▼

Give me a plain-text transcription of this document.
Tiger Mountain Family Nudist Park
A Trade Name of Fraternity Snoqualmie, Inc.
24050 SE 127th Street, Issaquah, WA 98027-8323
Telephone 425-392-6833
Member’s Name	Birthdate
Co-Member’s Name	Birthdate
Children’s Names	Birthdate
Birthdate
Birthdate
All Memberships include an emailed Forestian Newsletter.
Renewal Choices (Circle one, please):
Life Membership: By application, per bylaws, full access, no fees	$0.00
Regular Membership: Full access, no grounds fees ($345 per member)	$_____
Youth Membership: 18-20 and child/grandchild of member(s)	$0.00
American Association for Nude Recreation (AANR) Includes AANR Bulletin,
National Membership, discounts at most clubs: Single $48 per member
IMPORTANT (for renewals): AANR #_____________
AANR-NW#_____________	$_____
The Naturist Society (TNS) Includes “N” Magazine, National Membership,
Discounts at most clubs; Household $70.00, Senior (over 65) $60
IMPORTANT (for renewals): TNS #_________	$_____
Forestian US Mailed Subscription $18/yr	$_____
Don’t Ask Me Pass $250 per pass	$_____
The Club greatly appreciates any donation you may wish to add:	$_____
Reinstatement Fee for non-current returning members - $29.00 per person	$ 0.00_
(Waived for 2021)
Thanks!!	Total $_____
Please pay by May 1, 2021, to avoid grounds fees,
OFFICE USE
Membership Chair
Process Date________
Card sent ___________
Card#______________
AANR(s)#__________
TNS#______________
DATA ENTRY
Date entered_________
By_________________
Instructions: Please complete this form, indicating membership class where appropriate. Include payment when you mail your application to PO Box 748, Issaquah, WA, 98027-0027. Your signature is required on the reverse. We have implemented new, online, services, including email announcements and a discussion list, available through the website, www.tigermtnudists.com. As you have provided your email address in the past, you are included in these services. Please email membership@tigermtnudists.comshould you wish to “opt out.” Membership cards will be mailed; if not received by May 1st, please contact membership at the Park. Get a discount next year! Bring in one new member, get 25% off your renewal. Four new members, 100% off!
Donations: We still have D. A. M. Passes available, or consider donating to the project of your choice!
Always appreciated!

▲
▼

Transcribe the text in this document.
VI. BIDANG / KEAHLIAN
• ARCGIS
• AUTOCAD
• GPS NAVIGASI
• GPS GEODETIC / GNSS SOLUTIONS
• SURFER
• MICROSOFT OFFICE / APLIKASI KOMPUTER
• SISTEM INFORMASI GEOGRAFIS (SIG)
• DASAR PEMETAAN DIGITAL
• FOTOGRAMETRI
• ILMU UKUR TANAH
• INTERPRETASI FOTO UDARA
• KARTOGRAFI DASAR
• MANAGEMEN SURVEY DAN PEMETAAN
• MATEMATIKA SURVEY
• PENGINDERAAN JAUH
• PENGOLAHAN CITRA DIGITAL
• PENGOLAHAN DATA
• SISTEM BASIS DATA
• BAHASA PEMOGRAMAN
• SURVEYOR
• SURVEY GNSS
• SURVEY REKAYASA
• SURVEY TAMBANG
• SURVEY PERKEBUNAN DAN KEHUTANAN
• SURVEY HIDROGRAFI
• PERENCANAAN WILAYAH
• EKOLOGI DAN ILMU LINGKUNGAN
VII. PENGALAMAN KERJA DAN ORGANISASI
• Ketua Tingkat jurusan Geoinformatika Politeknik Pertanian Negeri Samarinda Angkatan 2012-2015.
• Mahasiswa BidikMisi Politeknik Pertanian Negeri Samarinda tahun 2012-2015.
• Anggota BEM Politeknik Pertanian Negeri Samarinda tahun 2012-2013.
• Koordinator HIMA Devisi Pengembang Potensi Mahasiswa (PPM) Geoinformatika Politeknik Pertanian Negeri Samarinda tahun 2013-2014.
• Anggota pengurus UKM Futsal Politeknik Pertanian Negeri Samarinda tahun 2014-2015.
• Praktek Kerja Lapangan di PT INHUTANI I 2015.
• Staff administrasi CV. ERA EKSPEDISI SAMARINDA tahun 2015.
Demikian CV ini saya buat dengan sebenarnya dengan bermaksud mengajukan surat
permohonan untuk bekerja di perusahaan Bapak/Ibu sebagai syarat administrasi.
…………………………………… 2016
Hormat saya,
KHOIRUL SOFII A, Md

▲

Written task:
Work out how many lines of the listing above include "IMPORTANT". Answer with the number and nothing more.

Correct output:
2